----- Excerpted data

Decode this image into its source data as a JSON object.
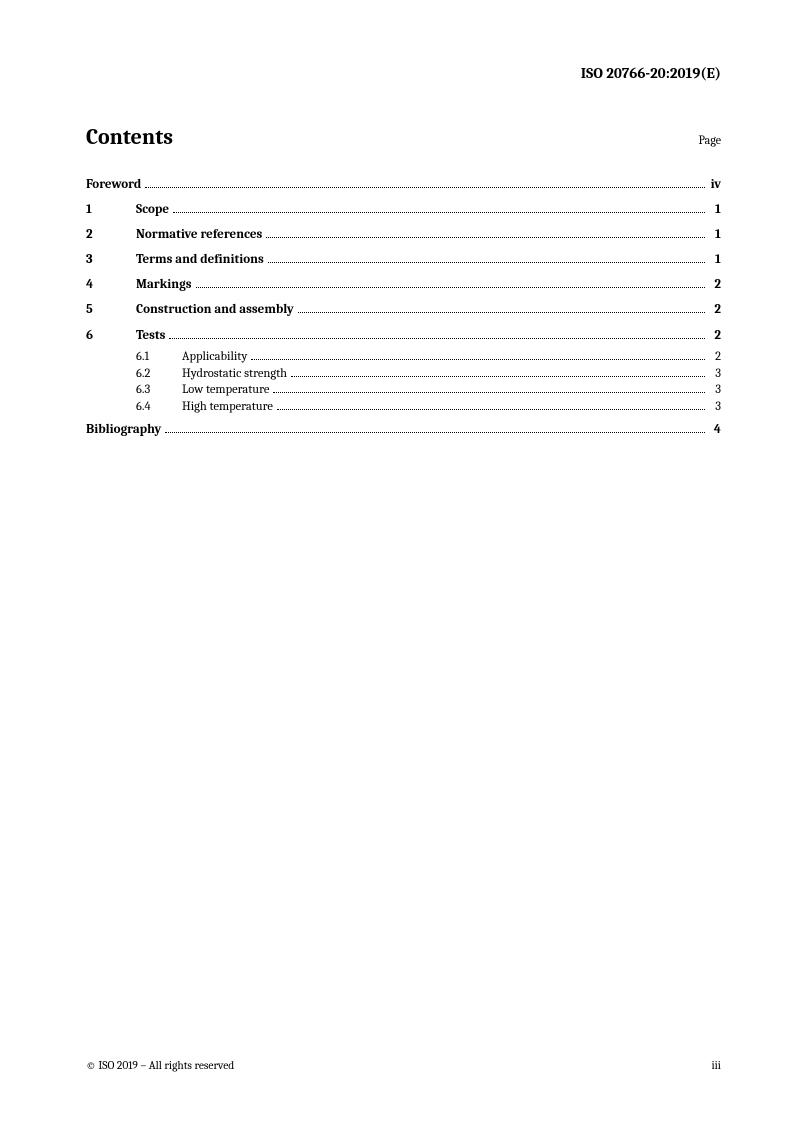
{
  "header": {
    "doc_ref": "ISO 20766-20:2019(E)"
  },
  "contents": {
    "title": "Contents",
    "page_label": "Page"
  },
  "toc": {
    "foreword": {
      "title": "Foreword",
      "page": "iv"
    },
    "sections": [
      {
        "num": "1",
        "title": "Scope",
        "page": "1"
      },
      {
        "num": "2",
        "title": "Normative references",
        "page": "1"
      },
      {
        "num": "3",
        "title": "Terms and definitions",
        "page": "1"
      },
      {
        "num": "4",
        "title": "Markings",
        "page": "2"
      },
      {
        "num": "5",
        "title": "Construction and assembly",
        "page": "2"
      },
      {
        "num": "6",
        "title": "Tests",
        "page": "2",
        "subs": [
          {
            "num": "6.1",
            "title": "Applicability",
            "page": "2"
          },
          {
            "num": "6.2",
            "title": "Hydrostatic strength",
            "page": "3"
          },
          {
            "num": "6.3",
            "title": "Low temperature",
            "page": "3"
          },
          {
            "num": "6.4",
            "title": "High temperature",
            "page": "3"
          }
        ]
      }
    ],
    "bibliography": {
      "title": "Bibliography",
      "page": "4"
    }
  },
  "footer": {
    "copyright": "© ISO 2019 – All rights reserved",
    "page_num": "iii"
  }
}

----------

Task prompt: Each entry must be retyped word for word, with every image omitted.

Response:
Decode this image into its source data as a JSON object.
{
  "header": {
    "doc_ref": "ISO 20766-20:2019(E)"
  },
  "contents": {
    "title": "Contents",
    "page_label": "Page"
  },
  "toc": {
    "foreword": {
      "title": "Foreword",
      "page": "iv"
    },
    "sections": [
      {
        "num": "1",
        "title": "Scope",
        "page": "1"
      },
      {
        "num": "2",
        "title": "Normative references",
        "page": "1"
      },
      {
        "num": "3",
        "title": "Terms and definitions",
        "page": "1"
      },
      {
        "num": "4",
        "title": "Markings",
        "page": "2"
      },
      {
        "num": "5",
        "title": "Construction and assembly",
        "page": "2"
      },
      {
        "num": "6",
        "title": "Tests",
        "page": "2",
        "subs": [
          {
            "num": "6.1",
            "title": "Applicability",
            "page": "2"
          },
          {
            "num": "6.2",
            "title": "Hydrostatic strength",
            "page": "3"
          },
          {
            "num": "6.3",
            "title": "Low temperature",
            "page": "3"
          },
          {
            "num": "6.4",
            "title": "High temperature",
            "page": "3"
          }
        ]
      }
    ],
    "bibliography": {
      "title": "Bibliography",
      "page": "4"
    }
  },
  "footer": {
    "copyright": "© ISO 2019 – All rights reserved",
    "page_num": "iii"
  }
}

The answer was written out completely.